| TO BE DONE |
Copy out the entries exactly, from the first line to the last.

| RECORDS SHOWN |
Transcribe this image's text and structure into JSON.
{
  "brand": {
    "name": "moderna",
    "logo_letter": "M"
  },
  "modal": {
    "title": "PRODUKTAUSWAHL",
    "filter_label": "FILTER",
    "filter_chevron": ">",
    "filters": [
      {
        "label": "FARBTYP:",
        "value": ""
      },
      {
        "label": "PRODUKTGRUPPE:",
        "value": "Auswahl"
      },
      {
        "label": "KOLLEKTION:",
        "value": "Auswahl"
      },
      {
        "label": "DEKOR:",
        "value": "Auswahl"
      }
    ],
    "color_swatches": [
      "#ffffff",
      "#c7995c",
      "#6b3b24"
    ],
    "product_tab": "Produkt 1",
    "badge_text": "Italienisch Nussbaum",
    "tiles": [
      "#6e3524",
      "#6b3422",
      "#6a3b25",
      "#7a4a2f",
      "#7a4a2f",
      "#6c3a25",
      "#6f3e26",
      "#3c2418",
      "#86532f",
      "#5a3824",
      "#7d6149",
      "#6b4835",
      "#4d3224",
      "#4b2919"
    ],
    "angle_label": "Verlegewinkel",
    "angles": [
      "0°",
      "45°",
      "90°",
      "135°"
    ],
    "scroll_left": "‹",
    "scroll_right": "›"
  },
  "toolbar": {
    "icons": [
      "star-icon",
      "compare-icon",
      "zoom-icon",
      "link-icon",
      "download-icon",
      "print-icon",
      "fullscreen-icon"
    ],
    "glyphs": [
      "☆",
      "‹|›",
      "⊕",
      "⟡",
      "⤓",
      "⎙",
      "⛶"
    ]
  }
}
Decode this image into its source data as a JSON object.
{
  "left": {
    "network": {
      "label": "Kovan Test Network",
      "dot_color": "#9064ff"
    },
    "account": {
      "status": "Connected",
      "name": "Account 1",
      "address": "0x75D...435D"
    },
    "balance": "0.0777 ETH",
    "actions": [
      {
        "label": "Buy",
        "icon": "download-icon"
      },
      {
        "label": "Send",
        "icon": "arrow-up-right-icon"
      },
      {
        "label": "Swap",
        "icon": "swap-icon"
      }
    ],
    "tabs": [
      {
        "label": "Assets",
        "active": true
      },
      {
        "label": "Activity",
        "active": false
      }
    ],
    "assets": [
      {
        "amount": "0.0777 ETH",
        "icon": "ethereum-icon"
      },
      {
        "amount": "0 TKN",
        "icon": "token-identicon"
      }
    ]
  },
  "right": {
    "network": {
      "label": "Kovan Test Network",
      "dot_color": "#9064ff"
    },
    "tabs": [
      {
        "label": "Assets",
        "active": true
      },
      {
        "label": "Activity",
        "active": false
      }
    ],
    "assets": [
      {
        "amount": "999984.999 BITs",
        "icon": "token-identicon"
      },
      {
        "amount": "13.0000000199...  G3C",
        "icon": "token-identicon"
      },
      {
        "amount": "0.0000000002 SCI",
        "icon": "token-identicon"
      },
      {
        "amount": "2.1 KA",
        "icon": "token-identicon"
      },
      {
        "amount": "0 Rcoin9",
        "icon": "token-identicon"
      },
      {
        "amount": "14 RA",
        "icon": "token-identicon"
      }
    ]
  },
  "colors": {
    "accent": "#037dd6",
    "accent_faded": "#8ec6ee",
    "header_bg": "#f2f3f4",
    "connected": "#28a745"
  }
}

| SOLVED EXERCISE |
Transcribe this image's text and structure into JSON.
{
  "brand": {
    "name": "moderna",
    "logo_letter": "M"
  },
  "modal": {
    "title": "PRODUKTAUSWAHL",
    "filter_label": "FILTER",
    "filter_chevron": ">",
    "filters": [
      {
        "label": "FARBTYP:",
        "value": ""
      },
      {
        "label": "PRODUKTGRUPPE:",
        "value": "Auswahl"
      },
      {
        "label": "KOLLEKTION:",
        "value": "Auswahl"
      },
      {
        "label": "DEKOR:",
        "value": "Auswahl"
      }
    ],
    "color_swatches": [
      "#ffffff",
      "#c7995c",
      "#6b3b24"
    ],
    "product_tab": "Produkt 1",
    "badge_text": "Italienisch Nussbaum",
    "tiles": [
      "#6e3524",
      "#6b3422",
      "#6a3b25",
      "#7a4a2f",
      "#7a4a2f",
      "#6c3a25",
      "#6f3e26",
      "#3c2418",
      "#86532f",
      "#5a3824",
      "#7d6149",
      "#6b4835",
      "#4d3224",
      "#4b2919"
    ],
    "angle_label": "Verlegewinkel",
    "angles": [
      "0°",
      "45°",
      "90°",
      "135°"
    ],
    "scroll_left": "‹",
    "scroll_right": "›"
  },
  "toolbar": {
    "icons": [
      "star-icon",
      "compare-icon",
      "zoom-icon",
      "link-icon",
      "download-icon",
      "print-icon",
      "fullscreen-icon"
    ],
    "glyphs": [
      "☆",
      "‹|›",
      "⊕",
      "⟡",
      "⤓",
      "⎙",
      "⛶"
    ]
  }
}
Decode this image into its source data as a JSON object.
{
  "left": {
    "network": {
      "label": "Kovan Test Network",
      "dot_color": "#9064ff"
    },
    "account": {
      "status": "Connected",
      "name": "Account 1",
      "address": "0x75D...435D"
    },
    "balance": "0.0777 ETH",
    "actions": [
      {
        "label": "Buy",
        "icon": "download-icon"
      },
      {
        "label": "Send",
        "icon": "arrow-up-right-icon"
      },
      {
        "label": "Swap",
        "icon": "swap-icon"
      }
    ],
    "tabs": [
      {
        "label": "Assets",
        "active": true
      },
      {
        "label": "Activity",
        "active": false
      }
    ],
    "assets": [
      {
        "amount": "0.0777 ETH",
        "icon": "ethereum-icon"
      },
      {
        "amount": "0 TKN",
        "icon": "token-identicon"
      }
    ]
  },
  "right": {
    "network": {
      "label": "Kovan Test Network",
      "dot_color": "#9064ff"
    },
    "tabs": [
      {
        "label": "Assets",
        "active": true
      },
      {
        "label": "Activity",
        "active": false
      }
    ],
    "assets": [
      {
        "amount": "999984.999 BITs",
        "icon": "token-identicon"
      },
      {
        "amount": "13.0000000199...  G3C",
        "icon": "token-identicon"
      },
      {
        "amount": "0.0000000002 SCI",
        "icon": "token-identicon"
      },
      {
        "amount": "2.1 KA",
        "icon": "token-identicon"
      },
      {
        "amount": "0 Rcoin9",
        "icon": "token-identicon"
      },
      {
        "amount": "14 RA",
        "icon": "token-identicon"
      }
    ]
  },
  "colors": {
    "accent": "#037dd6",
    "accent_faded": "#8ec6ee",
    "header_bg": "#f2f3f4",
    "connected": "#28a745"
  }
}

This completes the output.